======== Records for the exercise ========

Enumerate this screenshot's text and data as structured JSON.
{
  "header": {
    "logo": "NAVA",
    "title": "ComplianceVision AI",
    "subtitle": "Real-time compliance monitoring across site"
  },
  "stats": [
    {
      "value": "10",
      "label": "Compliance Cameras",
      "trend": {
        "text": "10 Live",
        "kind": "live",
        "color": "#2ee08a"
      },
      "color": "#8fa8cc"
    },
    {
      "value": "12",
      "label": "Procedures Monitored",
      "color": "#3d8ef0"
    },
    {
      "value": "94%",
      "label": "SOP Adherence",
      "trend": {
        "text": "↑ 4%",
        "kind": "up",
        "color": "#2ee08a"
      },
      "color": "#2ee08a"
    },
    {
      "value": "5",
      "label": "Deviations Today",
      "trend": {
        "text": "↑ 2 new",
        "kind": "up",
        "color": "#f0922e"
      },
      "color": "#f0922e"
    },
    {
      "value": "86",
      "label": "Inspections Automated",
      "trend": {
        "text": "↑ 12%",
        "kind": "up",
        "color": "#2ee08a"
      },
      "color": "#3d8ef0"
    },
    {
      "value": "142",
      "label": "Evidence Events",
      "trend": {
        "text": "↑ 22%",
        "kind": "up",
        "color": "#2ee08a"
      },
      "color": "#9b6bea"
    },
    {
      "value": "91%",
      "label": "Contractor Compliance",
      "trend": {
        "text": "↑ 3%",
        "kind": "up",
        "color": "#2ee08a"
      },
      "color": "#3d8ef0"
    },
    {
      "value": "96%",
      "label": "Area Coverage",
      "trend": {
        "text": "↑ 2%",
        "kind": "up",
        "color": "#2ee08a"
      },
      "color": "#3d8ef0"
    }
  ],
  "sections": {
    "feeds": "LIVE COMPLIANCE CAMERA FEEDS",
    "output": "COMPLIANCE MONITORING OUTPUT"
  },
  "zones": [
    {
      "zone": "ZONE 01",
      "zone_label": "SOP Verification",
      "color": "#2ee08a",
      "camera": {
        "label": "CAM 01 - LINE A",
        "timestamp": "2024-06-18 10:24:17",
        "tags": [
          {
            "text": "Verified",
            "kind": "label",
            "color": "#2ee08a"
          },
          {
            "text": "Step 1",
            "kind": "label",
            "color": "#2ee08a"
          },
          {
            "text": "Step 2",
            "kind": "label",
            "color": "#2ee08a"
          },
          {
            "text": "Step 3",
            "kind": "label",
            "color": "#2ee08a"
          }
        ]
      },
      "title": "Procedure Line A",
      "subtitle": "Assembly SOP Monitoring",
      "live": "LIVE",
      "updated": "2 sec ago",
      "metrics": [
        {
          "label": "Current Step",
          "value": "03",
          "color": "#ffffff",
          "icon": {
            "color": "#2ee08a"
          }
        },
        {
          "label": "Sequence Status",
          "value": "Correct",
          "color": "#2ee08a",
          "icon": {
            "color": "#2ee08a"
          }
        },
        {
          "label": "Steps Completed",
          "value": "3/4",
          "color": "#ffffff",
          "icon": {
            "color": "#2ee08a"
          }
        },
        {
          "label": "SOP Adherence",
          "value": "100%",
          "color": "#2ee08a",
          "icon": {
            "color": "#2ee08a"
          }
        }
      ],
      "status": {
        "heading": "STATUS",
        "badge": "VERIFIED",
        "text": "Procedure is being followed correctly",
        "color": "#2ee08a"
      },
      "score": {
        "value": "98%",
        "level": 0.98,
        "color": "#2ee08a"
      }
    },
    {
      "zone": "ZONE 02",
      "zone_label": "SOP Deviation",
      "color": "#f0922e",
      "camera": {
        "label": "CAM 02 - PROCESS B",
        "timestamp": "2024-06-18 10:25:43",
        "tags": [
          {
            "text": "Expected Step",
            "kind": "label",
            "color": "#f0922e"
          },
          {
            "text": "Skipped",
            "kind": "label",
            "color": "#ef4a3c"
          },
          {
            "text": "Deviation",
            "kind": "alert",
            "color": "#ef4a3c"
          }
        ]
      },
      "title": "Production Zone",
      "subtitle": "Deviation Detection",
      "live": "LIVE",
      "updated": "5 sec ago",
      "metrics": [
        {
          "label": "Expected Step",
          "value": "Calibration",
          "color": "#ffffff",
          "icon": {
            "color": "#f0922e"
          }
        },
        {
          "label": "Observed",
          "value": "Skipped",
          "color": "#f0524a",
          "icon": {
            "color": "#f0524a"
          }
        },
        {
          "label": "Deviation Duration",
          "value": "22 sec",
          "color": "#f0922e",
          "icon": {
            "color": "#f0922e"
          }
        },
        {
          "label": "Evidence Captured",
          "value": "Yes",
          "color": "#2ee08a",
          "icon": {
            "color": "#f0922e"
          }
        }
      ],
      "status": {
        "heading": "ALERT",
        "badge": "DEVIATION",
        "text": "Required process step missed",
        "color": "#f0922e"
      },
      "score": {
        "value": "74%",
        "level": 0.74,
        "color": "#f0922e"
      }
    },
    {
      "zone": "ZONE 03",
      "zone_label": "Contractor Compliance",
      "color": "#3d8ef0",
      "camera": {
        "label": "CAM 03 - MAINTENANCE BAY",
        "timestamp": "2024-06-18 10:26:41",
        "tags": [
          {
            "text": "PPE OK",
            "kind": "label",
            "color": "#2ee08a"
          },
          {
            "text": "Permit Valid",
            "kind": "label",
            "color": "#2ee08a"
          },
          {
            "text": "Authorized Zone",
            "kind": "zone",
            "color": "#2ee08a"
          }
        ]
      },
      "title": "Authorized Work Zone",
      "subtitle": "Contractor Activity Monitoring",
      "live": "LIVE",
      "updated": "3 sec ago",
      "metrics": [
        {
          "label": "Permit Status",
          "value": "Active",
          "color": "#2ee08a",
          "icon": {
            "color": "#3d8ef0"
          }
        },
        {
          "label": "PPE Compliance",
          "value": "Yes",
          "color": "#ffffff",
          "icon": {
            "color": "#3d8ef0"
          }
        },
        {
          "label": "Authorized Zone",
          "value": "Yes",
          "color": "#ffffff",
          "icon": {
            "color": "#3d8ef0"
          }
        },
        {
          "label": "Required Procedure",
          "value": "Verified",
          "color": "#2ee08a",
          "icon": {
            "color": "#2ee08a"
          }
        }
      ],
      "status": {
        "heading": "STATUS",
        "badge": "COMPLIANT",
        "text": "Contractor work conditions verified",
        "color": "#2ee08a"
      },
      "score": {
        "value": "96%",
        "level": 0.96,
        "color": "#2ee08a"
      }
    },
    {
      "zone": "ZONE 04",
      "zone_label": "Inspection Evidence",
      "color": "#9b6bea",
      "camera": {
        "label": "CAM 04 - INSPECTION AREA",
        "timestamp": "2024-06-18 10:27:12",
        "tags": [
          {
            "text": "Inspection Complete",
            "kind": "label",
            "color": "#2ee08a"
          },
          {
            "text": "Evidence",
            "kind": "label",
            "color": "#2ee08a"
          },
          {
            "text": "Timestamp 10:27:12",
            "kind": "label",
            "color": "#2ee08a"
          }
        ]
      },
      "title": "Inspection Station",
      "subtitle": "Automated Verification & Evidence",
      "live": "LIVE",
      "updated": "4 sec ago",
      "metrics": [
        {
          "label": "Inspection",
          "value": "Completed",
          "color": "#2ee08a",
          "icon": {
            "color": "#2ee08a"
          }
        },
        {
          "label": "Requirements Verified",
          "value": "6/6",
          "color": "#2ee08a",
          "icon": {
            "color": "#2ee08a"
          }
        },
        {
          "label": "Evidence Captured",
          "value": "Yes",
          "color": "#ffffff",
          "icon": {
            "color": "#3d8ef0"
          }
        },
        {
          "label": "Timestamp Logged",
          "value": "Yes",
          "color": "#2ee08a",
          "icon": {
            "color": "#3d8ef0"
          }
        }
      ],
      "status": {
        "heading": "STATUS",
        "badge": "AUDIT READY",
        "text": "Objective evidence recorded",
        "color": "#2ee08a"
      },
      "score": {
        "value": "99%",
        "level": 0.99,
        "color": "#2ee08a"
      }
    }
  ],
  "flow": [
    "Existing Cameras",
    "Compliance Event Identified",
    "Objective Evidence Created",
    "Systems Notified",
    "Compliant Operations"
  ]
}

========

(To be done) Show the lines that mention the word "Cameras".

(Result)
      "label": "Compliance Cameras",
    "Existing Cameras",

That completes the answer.